How can I replace leading zeros with NAs? suppose I have the following example:
import pandas as pd
import numpy as np
df = pd.DataFrame(data={'c1': [0.0, 0.0, 1.0, 0.0], 'c2': [1.0, 1.0, 1.0, 0.0]})
the goal is to have the following result:
c1 c2
NA 1.0
NA 1.0
1.0 1.0
0.0 0.0
but doing the following will not work since it will replace all and not just the leading zeros:
df[np.abs(df) < 1e-50] = np.nan
CodePudding user response:
Similar to mozways' answer, but with assignment and cummin:
df[df.eq(0).cummin()] = pd.NA
Demo:
>>> df
c1 c2
0 0.0 1.0
1 0.0 1.0
2 1.0 1.0
3 0.0 0.0
>>> df.eq(0).cummin()
c1 c2
0 True False
1 True False
2 False False
3 False False
>>> df[df.eq(0).cummin()] = pd.NA
>>> df
c1 c2
0 NaN 1.0
1 NaN 1.0
2 1.0 1.0
3 0.0 0.0
CodePudding user response:
You could use cummax to fill the non-trailing zeros, and mask those that remain:
df.mask(df.cummax().eq(0))
Or to handle all non zero values with limited precision:
df.mask(df.gt(1e-50).cummax().lt(1e-50))
output:
c1 c2
0 NaN 1.0
1 NaN 1.0
2 1.0 1.0
3 0.0 0.0
CodePudding user response:
I think you got the sign wrong.
if you switch to
df[np.abs(df) < 1e-50] = np.nan
it should work as intended.
CodePudding user response:
You can also check with ffill
df[df.mask(df==0).ffill().isna()] = np.nan
df
Out[141]:
c1 c2
0 NaN 1.0
1 NaN 1.0
2 1.0 1.0
3 0.0 0.0

Supplied information:
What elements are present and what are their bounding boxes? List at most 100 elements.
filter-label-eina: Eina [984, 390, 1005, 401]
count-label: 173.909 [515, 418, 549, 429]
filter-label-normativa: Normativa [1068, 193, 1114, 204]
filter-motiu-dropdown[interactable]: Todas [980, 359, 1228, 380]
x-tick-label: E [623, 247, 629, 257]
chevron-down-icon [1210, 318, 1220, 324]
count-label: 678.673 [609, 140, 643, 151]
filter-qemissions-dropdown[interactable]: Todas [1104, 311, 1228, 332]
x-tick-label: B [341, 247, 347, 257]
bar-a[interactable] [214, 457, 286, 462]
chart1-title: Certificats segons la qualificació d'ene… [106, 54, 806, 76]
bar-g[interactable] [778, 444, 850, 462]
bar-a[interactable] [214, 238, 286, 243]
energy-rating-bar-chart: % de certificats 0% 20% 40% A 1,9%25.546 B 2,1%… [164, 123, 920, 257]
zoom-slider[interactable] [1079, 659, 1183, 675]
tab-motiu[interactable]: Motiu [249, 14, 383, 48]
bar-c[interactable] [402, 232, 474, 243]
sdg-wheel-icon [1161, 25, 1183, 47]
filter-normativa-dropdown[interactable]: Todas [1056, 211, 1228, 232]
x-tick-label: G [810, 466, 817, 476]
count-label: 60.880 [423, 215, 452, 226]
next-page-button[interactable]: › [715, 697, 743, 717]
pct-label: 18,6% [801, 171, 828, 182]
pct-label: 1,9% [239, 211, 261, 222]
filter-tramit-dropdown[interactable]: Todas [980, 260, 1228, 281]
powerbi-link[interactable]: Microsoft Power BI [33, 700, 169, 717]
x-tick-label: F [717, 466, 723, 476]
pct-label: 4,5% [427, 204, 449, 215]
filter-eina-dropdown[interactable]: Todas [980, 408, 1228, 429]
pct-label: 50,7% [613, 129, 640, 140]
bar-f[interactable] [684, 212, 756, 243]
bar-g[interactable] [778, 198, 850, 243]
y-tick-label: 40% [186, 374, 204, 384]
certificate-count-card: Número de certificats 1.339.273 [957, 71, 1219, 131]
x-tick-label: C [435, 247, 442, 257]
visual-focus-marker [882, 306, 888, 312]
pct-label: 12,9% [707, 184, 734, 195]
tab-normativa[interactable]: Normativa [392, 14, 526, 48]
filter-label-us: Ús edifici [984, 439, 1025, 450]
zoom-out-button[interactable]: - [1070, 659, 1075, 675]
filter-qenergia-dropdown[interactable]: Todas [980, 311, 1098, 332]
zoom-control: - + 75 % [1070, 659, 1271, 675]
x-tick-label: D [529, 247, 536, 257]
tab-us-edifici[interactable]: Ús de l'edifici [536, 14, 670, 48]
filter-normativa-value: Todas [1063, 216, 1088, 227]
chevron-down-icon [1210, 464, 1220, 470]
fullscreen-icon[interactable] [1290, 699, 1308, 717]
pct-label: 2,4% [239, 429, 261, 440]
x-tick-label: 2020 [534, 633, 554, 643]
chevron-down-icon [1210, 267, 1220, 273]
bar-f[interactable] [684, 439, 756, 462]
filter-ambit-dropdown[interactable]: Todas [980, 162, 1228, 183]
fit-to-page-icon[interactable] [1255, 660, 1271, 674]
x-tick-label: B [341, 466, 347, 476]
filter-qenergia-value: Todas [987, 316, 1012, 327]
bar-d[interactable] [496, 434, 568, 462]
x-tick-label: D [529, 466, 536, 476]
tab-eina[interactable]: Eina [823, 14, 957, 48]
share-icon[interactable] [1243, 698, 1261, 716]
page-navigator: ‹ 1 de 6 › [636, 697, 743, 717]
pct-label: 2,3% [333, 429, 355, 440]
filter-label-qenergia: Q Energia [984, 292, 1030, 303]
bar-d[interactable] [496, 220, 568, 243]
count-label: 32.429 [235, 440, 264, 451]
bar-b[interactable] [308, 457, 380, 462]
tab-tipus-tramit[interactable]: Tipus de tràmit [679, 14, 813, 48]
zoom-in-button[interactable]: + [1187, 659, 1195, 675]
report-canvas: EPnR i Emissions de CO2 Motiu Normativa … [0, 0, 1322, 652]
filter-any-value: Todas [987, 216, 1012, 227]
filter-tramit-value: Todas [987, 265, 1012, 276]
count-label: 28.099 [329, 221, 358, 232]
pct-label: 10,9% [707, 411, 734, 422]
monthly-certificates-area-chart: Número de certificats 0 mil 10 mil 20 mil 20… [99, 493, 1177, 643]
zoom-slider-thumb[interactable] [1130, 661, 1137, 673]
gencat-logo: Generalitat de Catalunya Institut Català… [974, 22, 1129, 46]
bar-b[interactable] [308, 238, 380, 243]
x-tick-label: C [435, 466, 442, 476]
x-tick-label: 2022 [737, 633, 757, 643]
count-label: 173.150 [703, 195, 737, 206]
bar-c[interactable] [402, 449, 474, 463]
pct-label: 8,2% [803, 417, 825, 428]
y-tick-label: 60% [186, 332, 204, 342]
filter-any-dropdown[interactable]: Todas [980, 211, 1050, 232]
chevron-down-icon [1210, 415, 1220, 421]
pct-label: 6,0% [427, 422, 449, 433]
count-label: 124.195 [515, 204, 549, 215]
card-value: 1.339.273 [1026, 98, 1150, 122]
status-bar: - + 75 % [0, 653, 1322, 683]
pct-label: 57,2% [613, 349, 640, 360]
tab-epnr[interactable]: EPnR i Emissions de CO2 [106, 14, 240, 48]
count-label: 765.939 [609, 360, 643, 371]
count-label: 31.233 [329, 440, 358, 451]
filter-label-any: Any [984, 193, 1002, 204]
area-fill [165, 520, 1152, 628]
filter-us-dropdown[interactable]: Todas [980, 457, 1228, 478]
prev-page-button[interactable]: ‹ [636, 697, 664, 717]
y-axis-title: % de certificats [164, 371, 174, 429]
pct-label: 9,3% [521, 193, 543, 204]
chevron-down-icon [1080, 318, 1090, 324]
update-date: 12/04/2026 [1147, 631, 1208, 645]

Work instructions: In the thread on replacing leading zeros, rewrite the reply that begins "You could use cummax" as a brief list that keeps its main facts. The records play no part in the work on this page.

Answer for this exercise:
- Use cummax to fill the non-trailing zeros, then mask the zeros that remain: df.mask(df.cummax().eq(0))
- To handle all nonzero values with limited precision, use: df.mask(df.gt(1e-50).cummax().lt(1e-50))
- Result: the leading zeros in c1 (rows 0 and 1) become NaN, and all other values, including the final 0.0 in both columns, stay as they were.